## Exercise requirements
Scan the records below. List lines holding "marker".

(A block of data)
★ ★ ★ ★ ★ ★ ★
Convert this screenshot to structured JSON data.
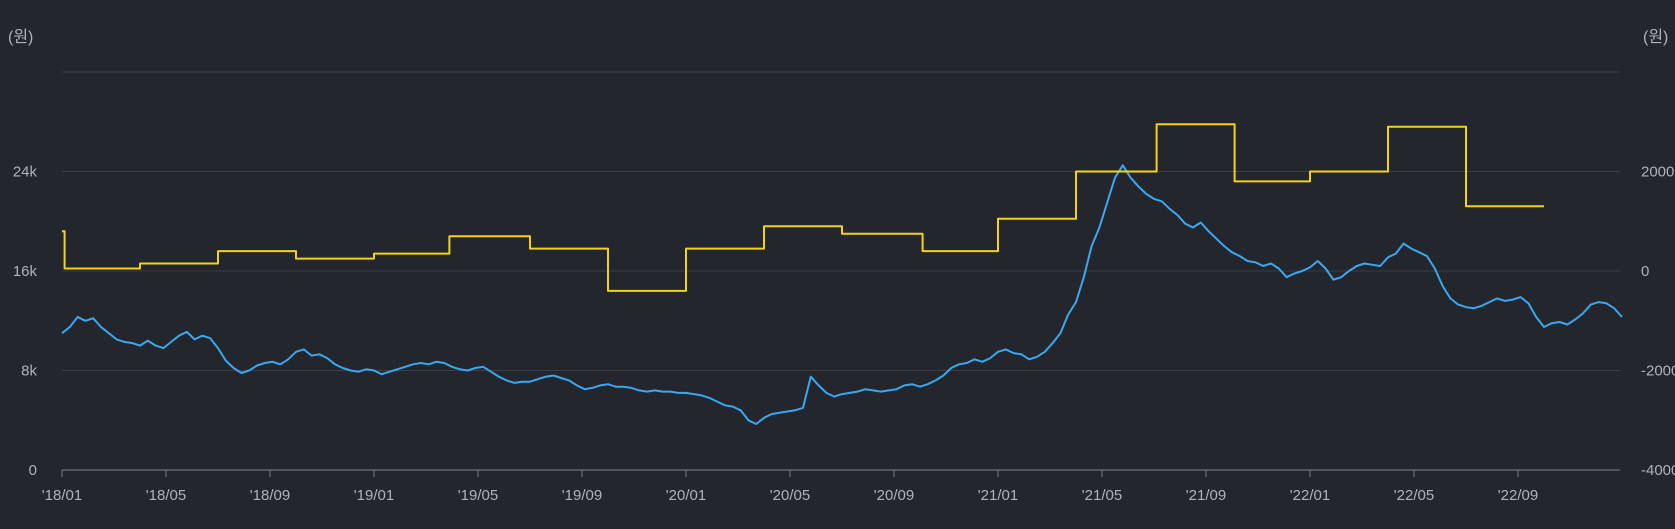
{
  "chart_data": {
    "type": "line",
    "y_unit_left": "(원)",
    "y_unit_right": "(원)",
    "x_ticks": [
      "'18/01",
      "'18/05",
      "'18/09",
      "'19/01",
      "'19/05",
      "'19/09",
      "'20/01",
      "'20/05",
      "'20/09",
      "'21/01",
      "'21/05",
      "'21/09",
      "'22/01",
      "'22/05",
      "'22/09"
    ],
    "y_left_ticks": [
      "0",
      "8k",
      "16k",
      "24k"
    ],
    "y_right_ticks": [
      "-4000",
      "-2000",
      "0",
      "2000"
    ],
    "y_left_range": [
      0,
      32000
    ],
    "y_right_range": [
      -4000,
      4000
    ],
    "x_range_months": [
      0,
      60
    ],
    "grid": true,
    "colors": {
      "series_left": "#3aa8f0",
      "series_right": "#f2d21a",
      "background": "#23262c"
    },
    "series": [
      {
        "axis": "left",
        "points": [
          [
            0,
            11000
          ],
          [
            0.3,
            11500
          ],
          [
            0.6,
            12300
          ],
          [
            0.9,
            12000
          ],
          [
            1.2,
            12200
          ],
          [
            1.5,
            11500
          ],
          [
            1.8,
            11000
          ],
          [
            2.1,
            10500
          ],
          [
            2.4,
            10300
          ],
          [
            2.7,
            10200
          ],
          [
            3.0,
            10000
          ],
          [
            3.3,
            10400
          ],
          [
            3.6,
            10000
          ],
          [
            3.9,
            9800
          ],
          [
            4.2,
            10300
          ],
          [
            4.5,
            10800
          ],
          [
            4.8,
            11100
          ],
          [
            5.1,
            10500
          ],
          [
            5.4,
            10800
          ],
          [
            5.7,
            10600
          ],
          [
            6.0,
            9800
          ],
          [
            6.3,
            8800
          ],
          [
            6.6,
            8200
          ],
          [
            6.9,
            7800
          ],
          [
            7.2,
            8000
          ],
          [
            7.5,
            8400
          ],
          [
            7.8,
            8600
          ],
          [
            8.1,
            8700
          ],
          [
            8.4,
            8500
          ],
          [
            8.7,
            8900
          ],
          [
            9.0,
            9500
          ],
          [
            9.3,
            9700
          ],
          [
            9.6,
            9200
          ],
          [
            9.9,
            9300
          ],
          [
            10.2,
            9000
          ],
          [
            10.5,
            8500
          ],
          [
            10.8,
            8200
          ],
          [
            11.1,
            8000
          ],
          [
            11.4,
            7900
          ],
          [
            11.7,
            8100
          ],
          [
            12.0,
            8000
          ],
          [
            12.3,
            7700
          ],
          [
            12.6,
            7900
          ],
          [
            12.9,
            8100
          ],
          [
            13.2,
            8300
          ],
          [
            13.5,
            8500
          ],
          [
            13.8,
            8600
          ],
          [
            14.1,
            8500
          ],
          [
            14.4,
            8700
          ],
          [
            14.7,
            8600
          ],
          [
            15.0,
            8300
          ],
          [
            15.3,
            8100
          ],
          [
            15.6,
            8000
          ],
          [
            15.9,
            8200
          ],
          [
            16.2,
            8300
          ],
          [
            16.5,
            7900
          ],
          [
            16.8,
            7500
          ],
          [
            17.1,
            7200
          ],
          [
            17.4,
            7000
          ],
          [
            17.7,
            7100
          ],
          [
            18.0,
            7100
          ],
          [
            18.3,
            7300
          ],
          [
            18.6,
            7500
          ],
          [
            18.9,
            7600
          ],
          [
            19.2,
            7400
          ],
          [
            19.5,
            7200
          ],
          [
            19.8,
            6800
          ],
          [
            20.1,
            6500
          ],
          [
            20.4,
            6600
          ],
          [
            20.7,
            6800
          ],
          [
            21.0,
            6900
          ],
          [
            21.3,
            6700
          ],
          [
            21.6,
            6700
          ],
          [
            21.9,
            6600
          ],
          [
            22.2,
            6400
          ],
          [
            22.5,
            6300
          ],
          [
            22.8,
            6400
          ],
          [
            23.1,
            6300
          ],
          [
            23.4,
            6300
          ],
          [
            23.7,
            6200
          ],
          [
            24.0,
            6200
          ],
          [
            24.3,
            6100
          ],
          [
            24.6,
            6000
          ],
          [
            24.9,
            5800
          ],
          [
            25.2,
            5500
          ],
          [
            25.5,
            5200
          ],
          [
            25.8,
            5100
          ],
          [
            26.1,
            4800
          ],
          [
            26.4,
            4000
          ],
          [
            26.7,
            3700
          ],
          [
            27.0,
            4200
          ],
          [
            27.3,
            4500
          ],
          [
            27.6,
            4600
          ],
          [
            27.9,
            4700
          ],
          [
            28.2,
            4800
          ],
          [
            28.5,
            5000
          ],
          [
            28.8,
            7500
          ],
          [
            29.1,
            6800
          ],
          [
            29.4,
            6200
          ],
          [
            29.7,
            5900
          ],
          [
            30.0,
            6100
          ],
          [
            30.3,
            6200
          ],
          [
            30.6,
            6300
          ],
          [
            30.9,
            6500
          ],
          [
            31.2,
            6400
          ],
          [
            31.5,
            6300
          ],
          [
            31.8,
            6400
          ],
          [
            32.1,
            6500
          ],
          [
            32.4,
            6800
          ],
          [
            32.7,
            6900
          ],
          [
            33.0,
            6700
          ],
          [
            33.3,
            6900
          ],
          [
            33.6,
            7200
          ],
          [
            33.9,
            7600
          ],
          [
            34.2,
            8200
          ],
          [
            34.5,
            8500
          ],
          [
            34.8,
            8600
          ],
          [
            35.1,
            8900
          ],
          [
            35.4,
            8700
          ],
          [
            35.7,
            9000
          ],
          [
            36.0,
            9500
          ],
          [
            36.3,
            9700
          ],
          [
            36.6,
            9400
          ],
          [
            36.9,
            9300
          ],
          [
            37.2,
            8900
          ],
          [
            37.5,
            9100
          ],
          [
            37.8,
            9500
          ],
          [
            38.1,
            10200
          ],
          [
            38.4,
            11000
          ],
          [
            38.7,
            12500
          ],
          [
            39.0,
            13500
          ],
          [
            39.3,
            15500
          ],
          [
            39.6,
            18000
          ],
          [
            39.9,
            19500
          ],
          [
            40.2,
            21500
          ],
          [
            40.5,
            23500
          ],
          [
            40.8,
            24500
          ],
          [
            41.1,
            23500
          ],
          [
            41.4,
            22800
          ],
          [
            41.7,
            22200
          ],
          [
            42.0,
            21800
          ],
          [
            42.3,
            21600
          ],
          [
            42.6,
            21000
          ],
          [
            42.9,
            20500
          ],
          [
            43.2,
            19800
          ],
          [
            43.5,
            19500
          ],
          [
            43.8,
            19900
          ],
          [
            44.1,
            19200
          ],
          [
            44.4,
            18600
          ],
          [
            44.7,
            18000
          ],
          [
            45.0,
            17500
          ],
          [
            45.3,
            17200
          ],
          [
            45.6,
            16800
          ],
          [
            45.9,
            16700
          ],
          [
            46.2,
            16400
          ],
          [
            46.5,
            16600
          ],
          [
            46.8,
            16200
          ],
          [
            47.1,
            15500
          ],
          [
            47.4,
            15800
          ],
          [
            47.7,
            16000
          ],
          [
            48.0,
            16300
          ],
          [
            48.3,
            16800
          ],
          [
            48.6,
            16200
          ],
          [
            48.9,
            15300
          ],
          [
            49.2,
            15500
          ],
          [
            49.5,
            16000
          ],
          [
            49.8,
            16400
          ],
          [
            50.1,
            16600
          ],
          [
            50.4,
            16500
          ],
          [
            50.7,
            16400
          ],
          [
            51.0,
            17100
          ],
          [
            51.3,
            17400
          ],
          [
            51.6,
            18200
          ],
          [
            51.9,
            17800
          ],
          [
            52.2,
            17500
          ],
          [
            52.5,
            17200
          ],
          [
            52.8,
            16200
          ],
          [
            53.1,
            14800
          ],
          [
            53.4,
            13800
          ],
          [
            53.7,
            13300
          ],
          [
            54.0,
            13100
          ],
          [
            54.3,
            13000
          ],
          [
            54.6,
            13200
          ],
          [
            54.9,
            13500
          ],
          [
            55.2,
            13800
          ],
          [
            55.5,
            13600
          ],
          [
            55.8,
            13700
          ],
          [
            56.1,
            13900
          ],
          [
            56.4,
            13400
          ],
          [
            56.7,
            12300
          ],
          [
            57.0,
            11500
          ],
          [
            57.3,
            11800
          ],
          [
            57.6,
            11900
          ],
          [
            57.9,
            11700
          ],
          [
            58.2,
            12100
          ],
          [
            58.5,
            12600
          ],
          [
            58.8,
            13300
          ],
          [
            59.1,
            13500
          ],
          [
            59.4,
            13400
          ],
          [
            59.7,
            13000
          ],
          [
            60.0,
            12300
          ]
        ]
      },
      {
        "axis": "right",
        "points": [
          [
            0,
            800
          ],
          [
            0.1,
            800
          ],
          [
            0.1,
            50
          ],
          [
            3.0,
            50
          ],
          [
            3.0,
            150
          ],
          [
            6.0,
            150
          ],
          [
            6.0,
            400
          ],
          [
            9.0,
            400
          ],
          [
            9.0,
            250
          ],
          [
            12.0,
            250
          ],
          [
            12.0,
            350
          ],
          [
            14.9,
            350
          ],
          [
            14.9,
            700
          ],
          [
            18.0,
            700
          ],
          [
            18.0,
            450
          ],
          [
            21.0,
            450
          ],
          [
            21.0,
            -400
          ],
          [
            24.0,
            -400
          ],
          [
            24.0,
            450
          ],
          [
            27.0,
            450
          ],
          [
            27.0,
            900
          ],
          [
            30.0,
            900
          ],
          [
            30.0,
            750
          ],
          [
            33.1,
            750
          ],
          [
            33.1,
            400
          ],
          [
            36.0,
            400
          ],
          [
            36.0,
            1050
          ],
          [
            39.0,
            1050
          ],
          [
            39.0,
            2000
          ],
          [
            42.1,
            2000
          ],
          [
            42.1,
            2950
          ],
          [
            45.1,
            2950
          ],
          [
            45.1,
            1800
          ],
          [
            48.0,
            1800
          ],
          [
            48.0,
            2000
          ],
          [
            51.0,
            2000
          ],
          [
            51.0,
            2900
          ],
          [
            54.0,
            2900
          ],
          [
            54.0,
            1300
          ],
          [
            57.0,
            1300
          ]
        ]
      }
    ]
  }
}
★ ★ ★ ★ ★ ★ ★
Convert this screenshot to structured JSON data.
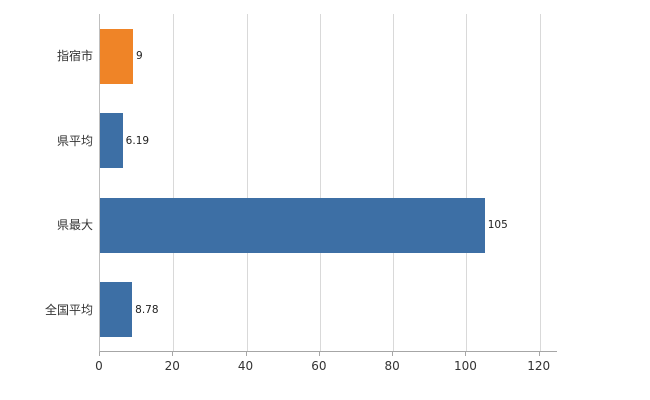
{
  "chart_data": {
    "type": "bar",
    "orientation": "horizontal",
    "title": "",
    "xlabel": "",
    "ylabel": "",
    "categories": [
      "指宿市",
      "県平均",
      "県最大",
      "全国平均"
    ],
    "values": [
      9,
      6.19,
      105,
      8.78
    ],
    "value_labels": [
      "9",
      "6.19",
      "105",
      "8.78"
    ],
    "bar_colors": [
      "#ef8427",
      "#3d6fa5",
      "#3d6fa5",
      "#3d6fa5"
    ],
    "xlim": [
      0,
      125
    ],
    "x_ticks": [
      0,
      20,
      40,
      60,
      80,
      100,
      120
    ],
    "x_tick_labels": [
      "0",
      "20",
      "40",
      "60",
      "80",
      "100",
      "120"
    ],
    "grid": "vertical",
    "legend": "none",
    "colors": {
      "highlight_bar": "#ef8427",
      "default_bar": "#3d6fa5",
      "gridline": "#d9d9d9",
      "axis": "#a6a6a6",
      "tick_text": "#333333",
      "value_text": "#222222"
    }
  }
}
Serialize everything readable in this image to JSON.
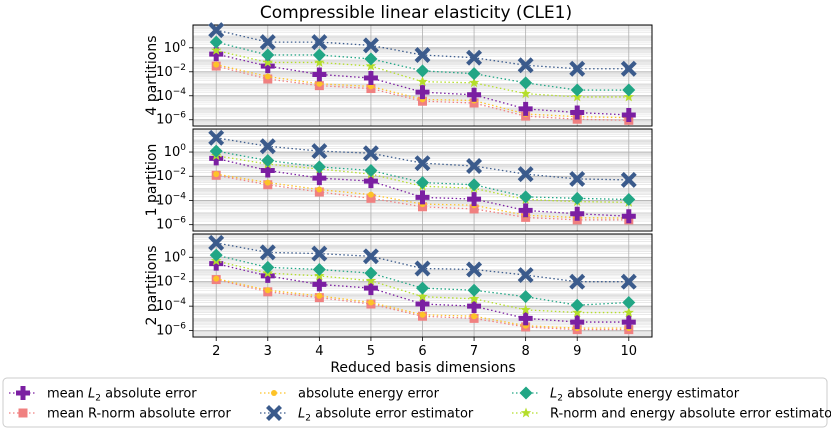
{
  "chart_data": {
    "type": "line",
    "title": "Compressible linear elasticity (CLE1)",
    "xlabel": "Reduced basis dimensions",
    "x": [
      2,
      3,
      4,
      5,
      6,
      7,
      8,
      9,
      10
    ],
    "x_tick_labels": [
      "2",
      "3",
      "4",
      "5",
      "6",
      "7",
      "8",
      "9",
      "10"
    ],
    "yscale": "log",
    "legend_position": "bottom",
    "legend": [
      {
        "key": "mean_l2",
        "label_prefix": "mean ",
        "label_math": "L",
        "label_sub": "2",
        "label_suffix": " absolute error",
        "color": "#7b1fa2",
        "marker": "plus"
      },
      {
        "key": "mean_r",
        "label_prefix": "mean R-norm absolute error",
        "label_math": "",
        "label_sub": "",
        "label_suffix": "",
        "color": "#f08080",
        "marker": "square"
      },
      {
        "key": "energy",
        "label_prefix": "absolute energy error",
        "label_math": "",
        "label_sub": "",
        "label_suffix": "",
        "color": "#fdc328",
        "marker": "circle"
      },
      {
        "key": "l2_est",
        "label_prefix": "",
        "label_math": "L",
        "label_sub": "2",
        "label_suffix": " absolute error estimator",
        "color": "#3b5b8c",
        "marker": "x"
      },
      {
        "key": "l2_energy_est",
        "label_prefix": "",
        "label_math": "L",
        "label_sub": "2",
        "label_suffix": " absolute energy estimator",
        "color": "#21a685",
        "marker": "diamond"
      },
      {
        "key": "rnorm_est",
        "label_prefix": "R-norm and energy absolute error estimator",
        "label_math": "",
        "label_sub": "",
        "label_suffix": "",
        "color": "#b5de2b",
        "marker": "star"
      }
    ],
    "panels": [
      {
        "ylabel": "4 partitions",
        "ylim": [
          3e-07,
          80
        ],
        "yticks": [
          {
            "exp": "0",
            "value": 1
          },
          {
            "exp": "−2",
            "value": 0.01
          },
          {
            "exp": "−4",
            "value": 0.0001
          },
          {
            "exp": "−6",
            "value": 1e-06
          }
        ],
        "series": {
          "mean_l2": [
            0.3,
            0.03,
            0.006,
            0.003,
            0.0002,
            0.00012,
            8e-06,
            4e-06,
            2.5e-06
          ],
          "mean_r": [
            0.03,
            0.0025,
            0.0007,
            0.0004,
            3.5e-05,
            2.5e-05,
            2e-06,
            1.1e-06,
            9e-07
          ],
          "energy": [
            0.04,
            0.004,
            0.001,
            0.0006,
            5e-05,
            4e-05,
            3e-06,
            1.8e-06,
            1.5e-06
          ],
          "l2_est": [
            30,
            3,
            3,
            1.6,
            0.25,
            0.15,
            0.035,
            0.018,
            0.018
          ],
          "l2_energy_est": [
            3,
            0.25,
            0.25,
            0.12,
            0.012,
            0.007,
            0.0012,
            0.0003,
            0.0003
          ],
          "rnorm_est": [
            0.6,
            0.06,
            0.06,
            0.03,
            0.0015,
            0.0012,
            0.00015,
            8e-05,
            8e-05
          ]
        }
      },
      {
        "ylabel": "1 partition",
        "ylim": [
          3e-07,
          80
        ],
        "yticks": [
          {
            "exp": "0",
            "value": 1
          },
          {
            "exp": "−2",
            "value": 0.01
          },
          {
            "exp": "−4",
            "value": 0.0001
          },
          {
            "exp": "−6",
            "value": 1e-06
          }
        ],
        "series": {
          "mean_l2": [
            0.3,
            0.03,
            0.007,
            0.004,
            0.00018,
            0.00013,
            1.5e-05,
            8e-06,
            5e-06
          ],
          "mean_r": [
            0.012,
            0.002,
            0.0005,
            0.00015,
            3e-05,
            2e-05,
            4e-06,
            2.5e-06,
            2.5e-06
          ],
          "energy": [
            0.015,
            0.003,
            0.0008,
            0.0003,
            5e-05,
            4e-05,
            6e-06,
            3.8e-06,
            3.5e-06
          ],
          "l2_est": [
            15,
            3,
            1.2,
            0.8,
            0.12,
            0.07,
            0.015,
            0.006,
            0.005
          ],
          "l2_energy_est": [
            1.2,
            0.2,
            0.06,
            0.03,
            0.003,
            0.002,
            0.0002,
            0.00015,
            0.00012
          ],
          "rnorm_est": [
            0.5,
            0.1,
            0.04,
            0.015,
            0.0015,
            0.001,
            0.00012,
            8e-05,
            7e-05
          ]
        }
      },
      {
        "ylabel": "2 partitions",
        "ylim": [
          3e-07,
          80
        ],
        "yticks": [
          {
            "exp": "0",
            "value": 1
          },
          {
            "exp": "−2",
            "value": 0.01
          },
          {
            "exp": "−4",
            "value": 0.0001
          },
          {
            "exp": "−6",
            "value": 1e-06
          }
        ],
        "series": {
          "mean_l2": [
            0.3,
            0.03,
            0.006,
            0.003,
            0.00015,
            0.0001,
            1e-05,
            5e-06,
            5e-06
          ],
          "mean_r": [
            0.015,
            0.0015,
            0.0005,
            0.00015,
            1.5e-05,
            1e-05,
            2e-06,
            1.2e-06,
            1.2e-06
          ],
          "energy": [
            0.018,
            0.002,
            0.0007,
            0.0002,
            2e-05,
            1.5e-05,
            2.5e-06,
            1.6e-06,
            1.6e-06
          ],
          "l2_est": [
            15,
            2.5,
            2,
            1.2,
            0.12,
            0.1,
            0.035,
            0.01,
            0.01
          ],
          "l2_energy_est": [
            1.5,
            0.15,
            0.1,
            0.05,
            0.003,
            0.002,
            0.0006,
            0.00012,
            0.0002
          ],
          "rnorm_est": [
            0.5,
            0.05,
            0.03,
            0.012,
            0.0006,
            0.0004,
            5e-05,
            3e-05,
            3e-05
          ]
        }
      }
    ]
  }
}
★ ★ ★ ★ ★ ★ ★
## Answer to the problem
        "marker": "plus"
        "marker": "square"
        "marker": "circle"
        "marker": "x"
        "marker": "diamond"
        "marker": "star"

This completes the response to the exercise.